## START
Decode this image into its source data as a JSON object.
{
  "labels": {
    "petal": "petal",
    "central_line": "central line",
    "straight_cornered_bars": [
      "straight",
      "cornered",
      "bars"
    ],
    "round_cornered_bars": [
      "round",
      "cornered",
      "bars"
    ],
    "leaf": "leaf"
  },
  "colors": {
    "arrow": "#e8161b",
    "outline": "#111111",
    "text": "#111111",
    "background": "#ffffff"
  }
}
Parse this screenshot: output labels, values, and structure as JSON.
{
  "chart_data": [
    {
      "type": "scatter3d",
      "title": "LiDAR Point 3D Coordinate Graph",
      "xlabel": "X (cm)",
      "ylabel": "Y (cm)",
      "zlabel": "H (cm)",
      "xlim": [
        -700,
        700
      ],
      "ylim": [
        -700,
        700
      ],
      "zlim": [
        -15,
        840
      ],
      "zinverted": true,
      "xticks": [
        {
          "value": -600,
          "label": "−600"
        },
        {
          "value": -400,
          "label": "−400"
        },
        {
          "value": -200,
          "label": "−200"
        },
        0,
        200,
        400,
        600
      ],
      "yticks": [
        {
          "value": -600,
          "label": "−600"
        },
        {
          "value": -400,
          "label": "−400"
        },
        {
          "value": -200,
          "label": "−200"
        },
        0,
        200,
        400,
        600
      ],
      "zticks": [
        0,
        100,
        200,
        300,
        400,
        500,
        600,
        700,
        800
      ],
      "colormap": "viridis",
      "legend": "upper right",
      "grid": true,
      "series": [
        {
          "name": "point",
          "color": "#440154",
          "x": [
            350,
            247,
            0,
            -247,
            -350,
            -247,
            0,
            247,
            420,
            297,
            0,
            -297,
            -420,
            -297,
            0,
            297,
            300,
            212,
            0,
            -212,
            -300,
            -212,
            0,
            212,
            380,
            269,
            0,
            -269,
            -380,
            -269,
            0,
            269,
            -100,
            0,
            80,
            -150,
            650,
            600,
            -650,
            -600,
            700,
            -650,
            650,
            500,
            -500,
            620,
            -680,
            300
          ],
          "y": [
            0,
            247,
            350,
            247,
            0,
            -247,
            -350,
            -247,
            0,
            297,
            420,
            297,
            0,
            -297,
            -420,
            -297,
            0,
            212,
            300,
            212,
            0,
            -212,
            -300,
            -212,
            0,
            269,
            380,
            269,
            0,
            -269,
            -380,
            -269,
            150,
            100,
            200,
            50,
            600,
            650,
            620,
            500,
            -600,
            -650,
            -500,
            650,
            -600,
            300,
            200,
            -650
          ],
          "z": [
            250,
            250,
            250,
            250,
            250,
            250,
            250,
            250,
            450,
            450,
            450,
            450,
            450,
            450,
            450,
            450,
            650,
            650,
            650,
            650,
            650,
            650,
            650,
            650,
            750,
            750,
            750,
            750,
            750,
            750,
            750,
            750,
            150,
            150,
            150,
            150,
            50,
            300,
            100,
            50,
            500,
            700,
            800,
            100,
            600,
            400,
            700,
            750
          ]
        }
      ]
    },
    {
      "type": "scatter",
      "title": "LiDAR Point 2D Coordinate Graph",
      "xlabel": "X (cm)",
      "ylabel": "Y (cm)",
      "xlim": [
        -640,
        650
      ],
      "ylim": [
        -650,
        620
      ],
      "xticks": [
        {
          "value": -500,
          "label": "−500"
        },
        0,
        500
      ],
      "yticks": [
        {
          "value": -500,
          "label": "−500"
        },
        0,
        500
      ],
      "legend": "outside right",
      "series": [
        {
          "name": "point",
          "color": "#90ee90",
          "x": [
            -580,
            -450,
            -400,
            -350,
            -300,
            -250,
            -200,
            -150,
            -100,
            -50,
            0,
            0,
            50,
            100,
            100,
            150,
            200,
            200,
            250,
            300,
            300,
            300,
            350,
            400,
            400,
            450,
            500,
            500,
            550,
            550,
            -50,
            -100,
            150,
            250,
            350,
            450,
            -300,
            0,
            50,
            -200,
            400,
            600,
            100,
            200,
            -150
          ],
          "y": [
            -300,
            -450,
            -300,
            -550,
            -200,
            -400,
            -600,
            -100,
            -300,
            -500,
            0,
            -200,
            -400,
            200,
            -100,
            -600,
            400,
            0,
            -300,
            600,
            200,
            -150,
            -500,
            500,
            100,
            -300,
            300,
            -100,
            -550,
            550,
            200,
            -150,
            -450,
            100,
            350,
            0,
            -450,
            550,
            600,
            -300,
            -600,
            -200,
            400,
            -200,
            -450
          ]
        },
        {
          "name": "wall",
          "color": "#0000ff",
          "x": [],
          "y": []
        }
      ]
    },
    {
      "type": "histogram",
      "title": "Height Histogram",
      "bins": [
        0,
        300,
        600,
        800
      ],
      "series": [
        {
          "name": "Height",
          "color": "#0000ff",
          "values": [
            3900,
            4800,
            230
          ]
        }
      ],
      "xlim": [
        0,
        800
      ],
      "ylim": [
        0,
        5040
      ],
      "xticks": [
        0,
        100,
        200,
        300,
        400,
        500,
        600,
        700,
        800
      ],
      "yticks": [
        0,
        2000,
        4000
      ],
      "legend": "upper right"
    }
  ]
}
## END
■ What the exercise asks ■
Retype every record above exactly as it appears.

■ Solution to this problem ■
Decode this image into its source data as a JSON object.
{
  "labels": {
    "petal": "petal",
    "central_line": "central line",
    "straight_cornered_bars": [
      "straight",
      "cornered",
      "bars"
    ],
    "round_cornered_bars": [
      "round",
      "cornered",
      "bars"
    ],
    "leaf": "leaf"
  },
  "colors": {
    "arrow": "#e8161b",
    "outline": "#111111",
    "text": "#111111",
    "background": "#ffffff"
  }
}
Parse this screenshot: output labels, values, and structure as JSON.
{
  "chart_data": [
    {
      "type": "scatter3d",
      "title": "LiDAR Point 3D Coordinate Graph",
      "xlabel": "X (cm)",
      "ylabel": "Y (cm)",
      "zlabel": "H (cm)",
      "xlim": [
        -700,
        700
      ],
      "ylim": [
        -700,
        700
      ],
      "zlim": [
        -15,
        840
      ],
      "zinverted": true,
      "xticks": [
        {
          "value": -600,
          "label": "−600"
        },
        {
          "value": -400,
          "label": "−400"
        },
        {
          "value": -200,
          "label": "−200"
        },
        0,
        200,
        400,
        600
      ],
      "yticks": [
        {
          "value": -600,
          "label": "−600"
        },
        {
          "value": -400,
          "label": "−400"
        },
        {
          "value": -200,
          "label": "−200"
        },
        0,
        200,
        400,
        600
      ],
      "zticks": [
        0,
        100,
        200,
        300,
        400,
        500,
        600,
        700,
        800
      ],
      "colormap": "viridis",
      "legend": "upper right",
      "grid": true,
      "series": [
        {
          "name": "point",
          "color": "#440154",
          "x": [
            350,
            247,
            0,
            -247,
            -350,
            -247,
            0,
            247,
            420,
            297,
            0,
            -297,
            -420,
            -297,
            0,
            297,
            300,
            212,
            0,
            -212,
            -300,
            -212,
            0,
            212,
            380,
            269,
            0,
            -269,
            -380,
            -269,
            0,
            269,
            -100,
            0,
            80,
            -150,
            650,
            600,
            -650,
            -600,
            700,
            -650,
            650,
            500,
            -500,
            620,
            -680,
            300
          ],
          "y": [
            0,
            247,
            350,
            247,
            0,
            -247,
            -350,
            -247,
            0,
            297,
            420,
            297,
            0,
            -297,
            -420,
            -297,
            0,
            212,
            300,
            212,
            0,
            -212,
            -300,
            -212,
            0,
            269,
            380,
            269,
            0,
            -269,
            -380,
            -269,
            150,
            100,
            200,
            50,
            600,
            650,
            620,
            500,
            -600,
            -650,
            -500,
            650,
            -600,
            300,
            200,
            -650
          ],
          "z": [
            250,
            250,
            250,
            250,
            250,
            250,
            250,
            250,
            450,
            450,
            450,
            450,
            450,
            450,
            450,
            450,
            650,
            650,
            650,
            650,
            650,
            650,
            650,
            650,
            750,
            750,
            750,
            750,
            750,
            750,
            750,
            750,
            150,
            150,
            150,
            150,
            50,
            300,
            100,
            50,
            500,
            700,
            800,
            100,
            600,
            400,
            700,
            750
          ]
        }
      ]
    },
    {
      "type": "scatter",
      "title": "LiDAR Point 2D Coordinate Graph",
      "xlabel": "X (cm)",
      "ylabel": "Y (cm)",
      "xlim": [
        -640,
        650
      ],
      "ylim": [
        -650,
        620
      ],
      "xticks": [
        {
          "value": -500,
          "label": "−500"
        },
        0,
        500
      ],
      "yticks": [
        {
          "value": -500,
          "label": "−500"
        },
        0,
        500
      ],
      "legend": "outside right",
      "series": [
        {
          "name": "point",
          "color": "#90ee90",
          "x": [
            -580,
            -450,
            -400,
            -350,
            -300,
            -250,
            -200,
            -150,
            -100,
            -50,
            0,
            0,
            50,
            100,
            100,
            150,
            200,
            200,
            250,
            300,
            300,
            300,
            350,
            400,
            400,
            450,
            500,
            500,
            550,
            550,
            -50,
            -100,
            150,
            250,
            350,
            450,
            -300,
            0,
            50,
            -200,
            400,
            600,
            100,
            200,
            -150
          ],
          "y": [
            -300,
            -450,
            -300,
            -550,
            -200,
            -400,
            -600,
            -100,
            -300,
            -500,
            0,
            -200,
            -400,
            200,
            -100,
            -600,
            400,
            0,
            -300,
            600,
            200,
            -150,
            -500,
            500,
            100,
            -300,
            300,
            -100,
            -550,
            550,
            200,
            -150,
            -450,
            100,
            350,
            0,
            -450,
            550,
            600,
            -300,
            -600,
            -200,
            400,
            -200,
            -450
          ]
        },
        {
          "name": "wall",
          "color": "#0000ff",
          "x": [],
          "y": []
        }
      ]
    },
    {
      "type": "histogram",
      "title": "Height Histogram",
      "bins": [
        0,
        300,
        600,
        800
      ],
      "series": [
        {
          "name": "Height",
          "color": "#0000ff",
          "values": [
            3900,
            4800,
            230
          ]
        }
      ],
      "xlim": [
        0,
        800
      ],
      "ylim": [
        0,
        5040
      ],
      "xticks": [
        0,
        100,
        200,
        300,
        400,
        500,
        600,
        700,
        800
      ],
      "yticks": [
        0,
        2000,
        4000
      ],
      "legend": "upper right"
    }
  ]
}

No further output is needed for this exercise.